Entries shown:
--

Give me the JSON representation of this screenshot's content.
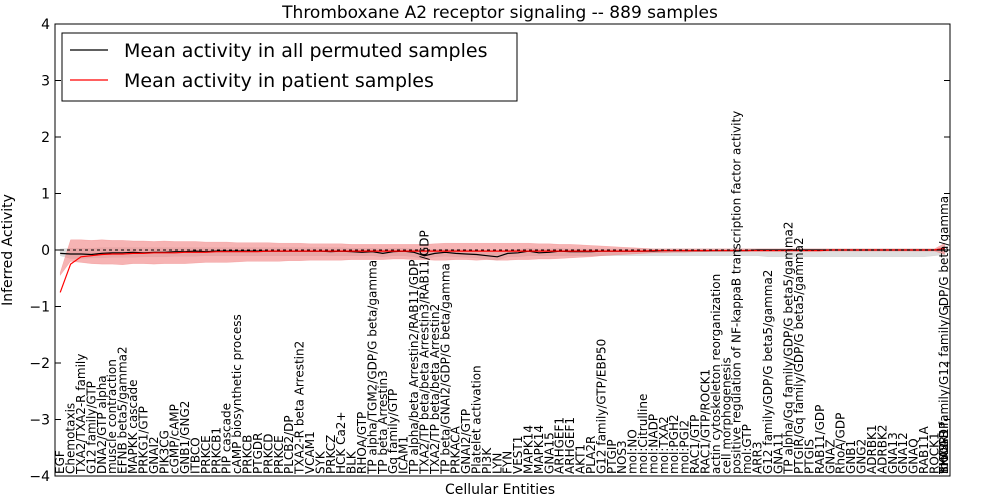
{
  "chart_data": {
    "type": "line",
    "title": "Thromboxane A2 receptor signaling -- 889 samples",
    "xlabel": "Cellular Entities",
    "ylabel": "Inferred Activity",
    "ylim": [
      -4,
      4
    ],
    "yticks": [
      -4,
      -3,
      -2,
      -1,
      0,
      1,
      2,
      3,
      4
    ],
    "grid": false,
    "legend_position": "top-left",
    "colors": {
      "permuted": "#000000",
      "patient": "#ff0000",
      "patient_band": "#f08080",
      "permuted_band": "#c8c8c8",
      "zero_line": "#000000"
    },
    "x": [
      1,
      3,
      5,
      7,
      9,
      11,
      13,
      15,
      17,
      19,
      21,
      23,
      25,
      27,
      29,
      31,
      33,
      35,
      37,
      39,
      41,
      43,
      45,
      47,
      49,
      51,
      53,
      55,
      57,
      59,
      61,
      63,
      65,
      67,
      69,
      71,
      73,
      75,
      77,
      79,
      81,
      83,
      85,
      87,
      89,
      91,
      93,
      95,
      97,
      99,
      101,
      103,
      105,
      107,
      109,
      111,
      113,
      115,
      117,
      119,
      121,
      123,
      125,
      127,
      129,
      131,
      133,
      135,
      137,
      139,
      141,
      143,
      145,
      147,
      149,
      151,
      153,
      155,
      157,
      159,
      161,
      163,
      165,
      167,
      169,
      171
    ],
    "x_range": [
      0,
      172
    ],
    "series": [
      {
        "name": "Mean activity in all permuted samples",
        "values": [
          -0.06,
          -0.07,
          -0.07,
          -0.08,
          -0.06,
          -0.05,
          -0.05,
          -0.04,
          -0.05,
          -0.04,
          -0.04,
          -0.03,
          -0.03,
          -0.02,
          -0.03,
          -0.02,
          -0.02,
          -0.02,
          -0.02,
          -0.02,
          -0.02,
          -0.02,
          -0.02,
          -0.02,
          -0.02,
          -0.02,
          -0.03,
          -0.02,
          -0.03,
          -0.04,
          -0.03,
          -0.06,
          -0.03,
          -0.02,
          -0.04,
          -0.1,
          -0.06,
          -0.04,
          -0.06,
          -0.07,
          -0.08,
          -0.1,
          -0.12,
          -0.06,
          -0.05,
          -0.02,
          -0.05,
          -0.04,
          -0.02,
          -0.03,
          -0.03,
          -0.03,
          -0.02,
          -0.02,
          -0.02,
          -0.02,
          -0.02,
          -0.02,
          -0.01,
          -0.01,
          -0.01,
          -0.01,
          -0.01,
          -0.01,
          -0.01,
          -0.01,
          -0.01,
          0.0,
          0.0,
          0.0,
          0.0,
          0.0,
          0.0,
          0.0,
          0.0,
          0.0,
          0.0,
          0.0,
          0.0,
          0.0,
          0.0,
          0.0,
          0.0,
          0.0,
          0.0,
          0.0
        ]
      },
      {
        "name": "Mean activity in patient samples",
        "values": [
          -0.75,
          -0.25,
          -0.12,
          -0.1,
          -0.08,
          -0.07,
          -0.07,
          -0.06,
          -0.06,
          -0.05,
          -0.05,
          -0.05,
          -0.04,
          -0.04,
          -0.04,
          -0.03,
          -0.03,
          -0.03,
          -0.03,
          -0.03,
          -0.02,
          -0.02,
          -0.02,
          -0.02,
          -0.02,
          -0.02,
          -0.02,
          -0.02,
          -0.02,
          -0.02,
          -0.02,
          -0.02,
          -0.02,
          -0.02,
          -0.02,
          -0.02,
          -0.02,
          -0.02,
          -0.02,
          -0.02,
          -0.02,
          -0.02,
          -0.02,
          -0.02,
          -0.02,
          -0.02,
          -0.02,
          -0.02,
          -0.02,
          -0.02,
          -0.02,
          -0.02,
          -0.02,
          -0.02,
          -0.02,
          -0.02,
          -0.02,
          -0.01,
          -0.01,
          -0.01,
          -0.01,
          -0.01,
          -0.01,
          -0.01,
          -0.01,
          -0.01,
          -0.01,
          -0.01,
          -0.01,
          -0.01,
          -0.01,
          -0.01,
          -0.01,
          -0.01,
          0.0,
          0.0,
          0.0,
          0.0,
          0.0,
          0.0,
          0.0,
          0.0,
          0.0,
          0.0,
          0.0,
          0.03
        ]
      }
    ],
    "patient_band": {
      "lower": [
        -0.45,
        -0.2,
        -0.22,
        -0.24,
        -0.25,
        -0.25,
        -0.26,
        -0.24,
        -0.24,
        -0.25,
        -0.24,
        -0.24,
        -0.24,
        -0.23,
        -0.22,
        -0.22,
        -0.22,
        -0.21,
        -0.2,
        -0.2,
        -0.2,
        -0.2,
        -0.19,
        -0.19,
        -0.18,
        -0.18,
        -0.18,
        -0.18,
        -0.17,
        -0.17,
        -0.17,
        -0.17,
        -0.16,
        -0.16,
        -0.17,
        -0.17,
        -0.18,
        -0.18,
        -0.17,
        -0.17,
        -0.18,
        -0.17,
        -0.18,
        -0.18,
        -0.17,
        -0.17,
        -0.16,
        -0.16,
        -0.15,
        -0.14,
        -0.13,
        -0.12,
        -0.1,
        -0.09,
        -0.08,
        -0.07,
        -0.06,
        -0.05,
        -0.05,
        -0.04,
        -0.04,
        -0.03,
        -0.03,
        -0.02,
        -0.02,
        -0.02,
        -0.02,
        -0.02,
        -0.02,
        -0.02,
        -0.02,
        -0.02,
        -0.02,
        -0.02,
        -0.02,
        -0.02,
        -0.02,
        -0.02,
        -0.02,
        -0.02,
        -0.02,
        -0.02,
        -0.02,
        -0.02,
        -0.02,
        -0.08
      ],
      "upper": [
        -0.4,
        0.18,
        0.18,
        0.17,
        0.18,
        0.17,
        0.17,
        0.16,
        0.16,
        0.15,
        0.16,
        0.15,
        0.15,
        0.15,
        0.14,
        0.14,
        0.14,
        0.13,
        0.13,
        0.13,
        0.13,
        0.12,
        0.12,
        0.12,
        0.11,
        0.11,
        0.11,
        0.11,
        0.1,
        0.1,
        0.1,
        0.1,
        0.1,
        0.1,
        0.1,
        0.1,
        0.11,
        0.12,
        0.12,
        0.12,
        0.12,
        0.12,
        0.12,
        0.12,
        0.12,
        0.12,
        0.11,
        0.11,
        0.1,
        0.1,
        0.09,
        0.08,
        0.07,
        0.06,
        0.05,
        0.04,
        0.03,
        0.02,
        0.02,
        0.02,
        0.02,
        0.02,
        0.02,
        0.02,
        0.02,
        0.02,
        0.02,
        0.02,
        0.02,
        0.02,
        0.02,
        0.02,
        0.02,
        0.02,
        0.02,
        0.02,
        0.02,
        0.02,
        0.02,
        0.02,
        0.02,
        0.02,
        0.02,
        0.02,
        0.02,
        0.12
      ]
    },
    "permuted_band": {
      "lower": [
        -0.1,
        -0.15,
        -0.15,
        -0.14,
        -0.14,
        -0.13,
        -0.13,
        -0.13,
        -0.12,
        -0.12,
        -0.12,
        -0.11,
        -0.11,
        -0.11,
        -0.1,
        -0.1,
        -0.1,
        -0.1,
        -0.1,
        -0.1,
        -0.1,
        -0.1,
        -0.1,
        -0.1,
        -0.1,
        -0.1,
        -0.1,
        -0.1,
        -0.1,
        -0.1,
        -0.1,
        -0.12,
        -0.1,
        -0.1,
        -0.12,
        -0.16,
        -0.12,
        -0.11,
        -0.12,
        -0.13,
        -0.14,
        -0.16,
        -0.18,
        -0.12,
        -0.12,
        -0.1,
        -0.1,
        -0.1,
        -0.1,
        -0.1,
        -0.1,
        -0.1,
        -0.1,
        -0.1,
        -0.1,
        -0.1,
        -0.1,
        -0.1,
        -0.1,
        -0.1,
        -0.1,
        -0.1,
        -0.1,
        -0.1,
        -0.1,
        -0.1,
        -0.1,
        -0.1,
        -0.12,
        -0.12,
        -0.12,
        -0.12,
        -0.12,
        -0.12,
        -0.12,
        -0.12,
        -0.12,
        -0.12,
        -0.12,
        -0.12,
        -0.12,
        -0.12,
        -0.12,
        -0.12,
        -0.1,
        -0.08
      ],
      "upper": [
        0.02,
        0.03,
        0.03,
        0.03,
        0.04,
        0.04,
        0.04,
        0.04,
        0.04,
        0.04,
        0.04,
        0.04,
        0.04,
        0.04,
        0.04,
        0.04,
        0.04,
        0.04,
        0.04,
        0.04,
        0.04,
        0.04,
        0.04,
        0.04,
        0.04,
        0.04,
        0.04,
        0.04,
        0.03,
        0.03,
        0.03,
        0.02,
        0.03,
        0.03,
        0.02,
        0.0,
        0.01,
        0.02,
        0.01,
        0.01,
        0.0,
        -0.02,
        -0.04,
        0.0,
        0.01,
        0.03,
        0.02,
        0.02,
        0.03,
        0.02,
        0.02,
        0.02,
        0.02,
        0.02,
        0.02,
        0.02,
        0.02,
        0.02,
        0.02,
        0.02,
        0.02,
        0.02,
        0.02,
        0.02,
        0.02,
        0.02,
        0.02,
        0.02,
        0.02,
        0.02,
        0.02,
        0.02,
        0.02,
        0.02,
        0.02,
        0.02,
        0.02,
        0.02,
        0.02,
        0.02,
        0.02,
        0.02,
        0.02,
        0.02,
        0.02,
        0.06
      ]
    },
    "entity_labels": [
      {
        "x": 1,
        "label": "EGF"
      },
      {
        "x": 3,
        "label": "Chemotaxis"
      },
      {
        "x": 5,
        "label": "TXA2/TXA2-R family"
      },
      {
        "x": 7,
        "label": "G12 family/GTP"
      },
      {
        "x": 9,
        "label": "DNA2/GTP alpha"
      },
      {
        "x": 11,
        "label": "muscle contraction"
      },
      {
        "x": 13,
        "label": "EFNB beta5/gamma2"
      },
      {
        "x": 15,
        "label": "MAPKK cascade"
      },
      {
        "x": 17,
        "label": "PRKG1/GTP"
      },
      {
        "x": 19,
        "label": "GNAI2"
      },
      {
        "x": 21,
        "label": "PIK3CG"
      },
      {
        "x": 23,
        "label": "cGMP/cAMP"
      },
      {
        "x": 25,
        "label": "GNB1/GNG2"
      },
      {
        "x": 27,
        "label": "ITBCO"
      },
      {
        "x": 29,
        "label": "PRKCE"
      },
      {
        "x": 31,
        "label": "PRKCB1"
      },
      {
        "x": 33,
        "label": "PIP cascade"
      },
      {
        "x": 35,
        "label": "cAMP biosynthetic process"
      },
      {
        "x": 37,
        "label": "PRKCB"
      },
      {
        "x": 39,
        "label": "PTGDR"
      },
      {
        "x": 41,
        "label": "PRKCD"
      },
      {
        "x": 43,
        "label": "PRKCE"
      },
      {
        "x": 45,
        "label": "PLCB2/DP"
      },
      {
        "x": 47,
        "label": "TXA2-R beta Arrestin2"
      },
      {
        "x": 49,
        "label": "VCAM1"
      },
      {
        "x": 51,
        "label": "SYK"
      },
      {
        "x": 53,
        "label": "PRKCZ"
      },
      {
        "x": 55,
        "label": "HCK Ca2+"
      },
      {
        "x": 57,
        "label": "BLK"
      },
      {
        "x": 59,
        "label": "RHOA/GTP"
      },
      {
        "x": 61,
        "label": "TP alpha/TGM2/GDP/G beta/gamma"
      },
      {
        "x": 63,
        "label": "TP beta Arrestin3"
      },
      {
        "x": 65,
        "label": "Gq family/GTP"
      },
      {
        "x": 67,
        "label": "ICAM1"
      },
      {
        "x": 69,
        "label": "TP alpha/beta Arrestin2/RAB11/GDP"
      },
      {
        "x": 71,
        "label": "TXA2/TP beta/beta Arrestin3/RAB11/GDP"
      },
      {
        "x": 73,
        "label": "TXA2/TP beta/beta Arrestin2"
      },
      {
        "x": 75,
        "label": "TP beta/GNAI2/GDP/G beta/gamma"
      },
      {
        "x": 77,
        "label": "PRKACA"
      },
      {
        "x": 79,
        "label": "GNAI2/GTP"
      },
      {
        "x": 81,
        "label": "Platelet activation"
      },
      {
        "x": 83,
        "label": "PI3K"
      },
      {
        "x": 85,
        "label": "LYN"
      },
      {
        "x": 87,
        "label": "FYN"
      },
      {
        "x": 89,
        "label": "VEST1"
      },
      {
        "x": 91,
        "label": "MAPK14"
      },
      {
        "x": 93,
        "label": "MAPK14"
      },
      {
        "x": 95,
        "label": "GNA15"
      },
      {
        "x": 97,
        "label": "ARHGEF1"
      },
      {
        "x": 99,
        "label": "ARHGEF1"
      },
      {
        "x": 101,
        "label": "AKT1"
      },
      {
        "x": 103,
        "label": "PLA2R"
      },
      {
        "x": 105,
        "label": "G12 family/GTP/EBP50"
      },
      {
        "x": 107,
        "label": "PTGIP"
      },
      {
        "x": 109,
        "label": "NOS3"
      },
      {
        "x": 111,
        "label": "mol:NO"
      },
      {
        "x": 113,
        "label": "mol:Citrulline"
      },
      {
        "x": 115,
        "label": "mol:NADP"
      },
      {
        "x": 117,
        "label": "mol:TXA2"
      },
      {
        "x": 119,
        "label": "mol:PGH2"
      },
      {
        "x": 121,
        "label": "mol:PGI2"
      },
      {
        "x": 123,
        "label": "RAC1/GTP"
      },
      {
        "x": 125,
        "label": "RAC1/GTP/ROCK1"
      },
      {
        "x": 127,
        "label": "actin cytoskeleton reorganization"
      },
      {
        "x": 129,
        "label": "cell morphogenesis"
      },
      {
        "x": 131,
        "label": "positive regulation of NF-kappaB transcription factor activity"
      },
      {
        "x": 133,
        "label": "mol:GTP"
      },
      {
        "x": 135,
        "label": "ARR3"
      },
      {
        "x": 137,
        "label": "G12 family/GDP/G beta5/gamma2"
      },
      {
        "x": 139,
        "label": "GNA11"
      },
      {
        "x": 141,
        "label": "TP alpha/Gq family/GDP/G beta5/gamma2"
      },
      {
        "x": 143,
        "label": "PTGIR/Gq family/GDP/G beta5/gamma2"
      },
      {
        "x": 145,
        "label": "PTGIS"
      },
      {
        "x": 147,
        "label": "RAB11/GDP"
      },
      {
        "x": 149,
        "label": "GNAZ"
      },
      {
        "x": 151,
        "label": "RhoA/GDP"
      },
      {
        "x": 153,
        "label": "GNB1"
      },
      {
        "x": 155,
        "label": "GNG2"
      },
      {
        "x": 157,
        "label": "ADRBK1"
      },
      {
        "x": 159,
        "label": "ADRBK2"
      },
      {
        "x": 161,
        "label": "GNA13"
      },
      {
        "x": 163,
        "label": "GNA12"
      },
      {
        "x": 165,
        "label": "GNAQ"
      },
      {
        "x": 167,
        "label": "RAB11A"
      },
      {
        "x": 169,
        "label": "ROCK1"
      },
      {
        "x": 171,
        "label": "RHOA"
      },
      {
        "x": 172,
        "label": "SIGGR1"
      },
      {
        "x": 173,
        "label": "mol:GDP"
      },
      {
        "x": 174,
        "label": "TXA2-R family/G12 family/GDP/G beta/gamma"
      }
    ]
  }
}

--

Task prompt:
If a line in the data above holds the string "name", report that line.

Output for this task:
        "name": "Mean activity in all permuted samples",
        "name": "Mean activity in patient samples",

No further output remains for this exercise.